# Start of EXERCISE INPUT

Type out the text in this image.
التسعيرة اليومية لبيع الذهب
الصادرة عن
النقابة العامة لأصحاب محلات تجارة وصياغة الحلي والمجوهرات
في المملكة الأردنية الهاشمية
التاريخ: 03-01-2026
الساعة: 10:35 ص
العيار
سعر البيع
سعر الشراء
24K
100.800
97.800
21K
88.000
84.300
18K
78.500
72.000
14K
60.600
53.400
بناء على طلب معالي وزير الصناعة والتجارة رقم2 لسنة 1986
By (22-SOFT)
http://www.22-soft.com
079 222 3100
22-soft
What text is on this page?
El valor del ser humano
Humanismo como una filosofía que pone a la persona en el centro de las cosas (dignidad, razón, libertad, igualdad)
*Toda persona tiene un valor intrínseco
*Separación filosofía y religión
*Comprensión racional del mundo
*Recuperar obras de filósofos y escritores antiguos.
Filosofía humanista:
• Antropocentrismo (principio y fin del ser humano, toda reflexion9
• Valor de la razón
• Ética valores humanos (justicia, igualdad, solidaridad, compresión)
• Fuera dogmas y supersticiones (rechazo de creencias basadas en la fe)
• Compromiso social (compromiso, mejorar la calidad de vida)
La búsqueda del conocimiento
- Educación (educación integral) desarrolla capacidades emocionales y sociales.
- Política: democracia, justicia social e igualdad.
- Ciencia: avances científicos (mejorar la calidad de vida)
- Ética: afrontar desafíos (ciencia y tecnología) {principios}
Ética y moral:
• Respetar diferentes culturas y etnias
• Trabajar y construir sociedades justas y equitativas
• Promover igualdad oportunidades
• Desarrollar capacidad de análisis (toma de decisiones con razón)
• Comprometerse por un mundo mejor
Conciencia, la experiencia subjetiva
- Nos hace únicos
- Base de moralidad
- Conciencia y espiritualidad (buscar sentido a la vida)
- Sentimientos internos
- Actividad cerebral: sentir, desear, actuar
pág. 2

# End of EXERCISE INPUT

TASK REQUIREMENTS
All lines in the data that contain the word "igualdad" should be copied.

THE SOLUTION
Humanismo como una filosofía que pone a la persona en el centro de las cosas (dignidad, razón, libertad, igualdad)
• Ética valores humanos (justicia, igualdad, solidaridad, compresión)
- Política: democracia, justicia social e igualdad.
• Promover igualdad oportunidades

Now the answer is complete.